Inactive/Dead Chargers
Eveready NiCad Charger
2 Rayovac NiMH Chargers

AA's around 1000mAh (or higher) usable capacity (best batteries are on top)
4 2600mAh LaCrosse (2014)
4 2300mAh Duracells (2005)
3 1800mAh Duracells (2005)
4 2500mAh Energizer (2005)

2AA Eveready NiCad (1997 or earlier?) (200-300mAh capacity)
3AA Rayovac NiMHs (1999) (no to very little mAh capacity only works in remotes or clocks)

4AAA La Crosse (2014)
7AAA Energizers (2006)
4AAA from a Cobra walkie (2007) (360mAh average capacity)

I had no idea the Duracells were sort of bad until i cycled them in a charger and tried using them in a USB charger for cellphones, though they work just fine in flashlights, portable cd players and radios that take AA batteries. The LaCrosse batteries were just terrible from the start and had them overheat a few times in the charger on negative side of the terminal (they might have been severely overdischarged). I was shocked that the Rayovacs even hold a charge but doesn't give out much mA. Usually i'll just continually topping these batteries off, the Duracells maintain their charge for longer than any of the others (up to 3 months!) so they don't require charging as much unless i drain them. The Energizers require charging frequently (the self discharge is really high), but they perform decent enough to be put in a flashlight after being left on the charger, trickle charging for a day. I didn't add the AAA's i got with the LaCrosse charger only because i never ran capacity tests on them but they performed fairly well for AAA's in the USB charger. The Rayovac and Eveready are good enough for tv remotes. I haven't needed to recycle rechargeables yet but if any of these batteries start requiring a charge every few hours or start expanding or something to that effect i'm going to permanently retire those batteries.

Collected data:
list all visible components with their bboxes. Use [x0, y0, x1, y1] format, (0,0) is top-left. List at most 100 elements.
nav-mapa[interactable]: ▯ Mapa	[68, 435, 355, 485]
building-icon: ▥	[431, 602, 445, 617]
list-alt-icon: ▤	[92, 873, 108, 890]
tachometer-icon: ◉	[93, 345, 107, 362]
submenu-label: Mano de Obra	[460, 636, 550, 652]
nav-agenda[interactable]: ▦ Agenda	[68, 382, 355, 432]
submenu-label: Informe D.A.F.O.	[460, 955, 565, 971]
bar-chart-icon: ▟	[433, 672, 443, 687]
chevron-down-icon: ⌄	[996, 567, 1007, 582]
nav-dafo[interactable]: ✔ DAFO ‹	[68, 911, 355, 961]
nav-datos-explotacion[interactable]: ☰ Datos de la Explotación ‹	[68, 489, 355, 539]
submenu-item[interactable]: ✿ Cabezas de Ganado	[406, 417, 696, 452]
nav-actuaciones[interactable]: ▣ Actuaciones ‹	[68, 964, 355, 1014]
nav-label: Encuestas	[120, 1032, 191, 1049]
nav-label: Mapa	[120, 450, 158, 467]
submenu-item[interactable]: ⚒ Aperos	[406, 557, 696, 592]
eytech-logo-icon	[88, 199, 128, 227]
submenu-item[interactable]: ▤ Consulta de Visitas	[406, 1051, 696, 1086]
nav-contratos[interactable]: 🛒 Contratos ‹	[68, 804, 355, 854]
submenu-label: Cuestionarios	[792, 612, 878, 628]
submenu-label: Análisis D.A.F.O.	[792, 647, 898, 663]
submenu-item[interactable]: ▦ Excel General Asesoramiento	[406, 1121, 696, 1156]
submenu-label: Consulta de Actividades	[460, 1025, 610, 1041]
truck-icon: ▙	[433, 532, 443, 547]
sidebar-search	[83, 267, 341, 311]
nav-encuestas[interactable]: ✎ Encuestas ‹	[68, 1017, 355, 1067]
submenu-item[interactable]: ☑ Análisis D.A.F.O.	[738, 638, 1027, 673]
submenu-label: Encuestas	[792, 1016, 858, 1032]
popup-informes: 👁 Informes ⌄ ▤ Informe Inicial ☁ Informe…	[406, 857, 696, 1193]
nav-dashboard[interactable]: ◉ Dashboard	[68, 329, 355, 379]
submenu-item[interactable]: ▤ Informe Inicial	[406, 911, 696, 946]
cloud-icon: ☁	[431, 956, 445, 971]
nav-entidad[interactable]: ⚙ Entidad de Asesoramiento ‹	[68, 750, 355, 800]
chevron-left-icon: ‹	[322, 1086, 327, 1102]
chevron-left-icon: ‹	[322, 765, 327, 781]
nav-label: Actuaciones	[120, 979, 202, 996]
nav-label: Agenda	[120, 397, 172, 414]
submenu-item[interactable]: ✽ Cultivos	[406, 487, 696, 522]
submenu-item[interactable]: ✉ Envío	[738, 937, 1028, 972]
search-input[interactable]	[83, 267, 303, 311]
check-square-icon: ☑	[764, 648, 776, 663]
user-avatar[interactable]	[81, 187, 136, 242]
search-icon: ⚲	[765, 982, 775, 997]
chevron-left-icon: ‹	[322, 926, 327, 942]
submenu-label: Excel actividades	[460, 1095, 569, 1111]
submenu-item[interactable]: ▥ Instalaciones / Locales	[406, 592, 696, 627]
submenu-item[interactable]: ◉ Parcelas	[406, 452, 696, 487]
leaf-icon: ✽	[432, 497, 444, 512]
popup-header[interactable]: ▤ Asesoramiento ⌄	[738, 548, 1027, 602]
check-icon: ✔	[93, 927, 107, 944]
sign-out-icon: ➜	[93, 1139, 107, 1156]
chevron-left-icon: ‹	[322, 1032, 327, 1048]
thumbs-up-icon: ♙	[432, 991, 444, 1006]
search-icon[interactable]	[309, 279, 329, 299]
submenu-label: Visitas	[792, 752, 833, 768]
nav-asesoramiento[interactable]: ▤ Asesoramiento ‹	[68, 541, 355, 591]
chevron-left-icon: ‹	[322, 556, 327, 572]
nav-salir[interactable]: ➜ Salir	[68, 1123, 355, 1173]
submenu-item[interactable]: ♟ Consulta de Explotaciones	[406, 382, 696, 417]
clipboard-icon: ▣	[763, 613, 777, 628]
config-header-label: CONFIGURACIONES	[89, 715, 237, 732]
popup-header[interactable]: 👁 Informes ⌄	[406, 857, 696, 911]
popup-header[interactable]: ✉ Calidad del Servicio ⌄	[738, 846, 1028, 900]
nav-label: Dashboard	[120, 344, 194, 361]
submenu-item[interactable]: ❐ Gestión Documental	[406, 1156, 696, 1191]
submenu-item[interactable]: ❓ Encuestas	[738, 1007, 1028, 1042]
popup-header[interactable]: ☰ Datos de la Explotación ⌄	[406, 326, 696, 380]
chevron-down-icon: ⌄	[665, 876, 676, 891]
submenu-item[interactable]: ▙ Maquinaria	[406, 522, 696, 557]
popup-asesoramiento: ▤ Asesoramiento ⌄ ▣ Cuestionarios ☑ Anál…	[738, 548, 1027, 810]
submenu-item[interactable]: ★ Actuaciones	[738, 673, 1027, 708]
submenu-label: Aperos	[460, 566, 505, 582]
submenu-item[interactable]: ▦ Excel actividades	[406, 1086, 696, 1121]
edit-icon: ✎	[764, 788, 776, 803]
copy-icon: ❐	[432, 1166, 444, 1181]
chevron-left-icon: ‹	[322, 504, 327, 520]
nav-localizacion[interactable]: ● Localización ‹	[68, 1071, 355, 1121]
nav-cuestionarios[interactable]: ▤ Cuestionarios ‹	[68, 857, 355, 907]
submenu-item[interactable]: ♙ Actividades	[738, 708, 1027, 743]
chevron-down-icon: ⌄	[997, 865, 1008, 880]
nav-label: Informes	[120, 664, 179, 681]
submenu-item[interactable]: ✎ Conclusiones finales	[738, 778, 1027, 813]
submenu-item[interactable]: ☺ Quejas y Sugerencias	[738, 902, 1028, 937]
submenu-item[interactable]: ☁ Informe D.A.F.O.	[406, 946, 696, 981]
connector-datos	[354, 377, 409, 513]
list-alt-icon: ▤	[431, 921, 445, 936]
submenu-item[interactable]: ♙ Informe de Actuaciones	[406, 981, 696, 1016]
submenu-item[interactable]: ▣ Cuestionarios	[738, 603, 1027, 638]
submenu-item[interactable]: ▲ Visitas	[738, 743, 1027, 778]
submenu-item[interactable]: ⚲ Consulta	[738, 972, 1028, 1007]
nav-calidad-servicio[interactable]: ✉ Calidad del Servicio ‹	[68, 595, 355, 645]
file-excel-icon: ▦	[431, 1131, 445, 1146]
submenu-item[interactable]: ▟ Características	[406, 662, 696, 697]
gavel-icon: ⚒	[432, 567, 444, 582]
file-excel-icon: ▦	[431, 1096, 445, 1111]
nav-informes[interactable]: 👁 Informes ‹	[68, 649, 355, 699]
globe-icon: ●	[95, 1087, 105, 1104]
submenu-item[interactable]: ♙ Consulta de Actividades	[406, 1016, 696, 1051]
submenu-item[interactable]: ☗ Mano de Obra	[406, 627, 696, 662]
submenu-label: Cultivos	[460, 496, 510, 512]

Objective — Reproduce the post on rechargeable batteries verbatim from "3 1800mAh Duracells" up to and including "remotes or clocks)".

In response —
3 1800mAh Duracells (2005)
4 2500mAh Energizer (2005)

2AA Eveready NiCad (1997 or earlier?) (200-300mAh capacity)
3AA Rayovac NiMHs (1999) (no to very little mAh capacity only works in remotes or clocks)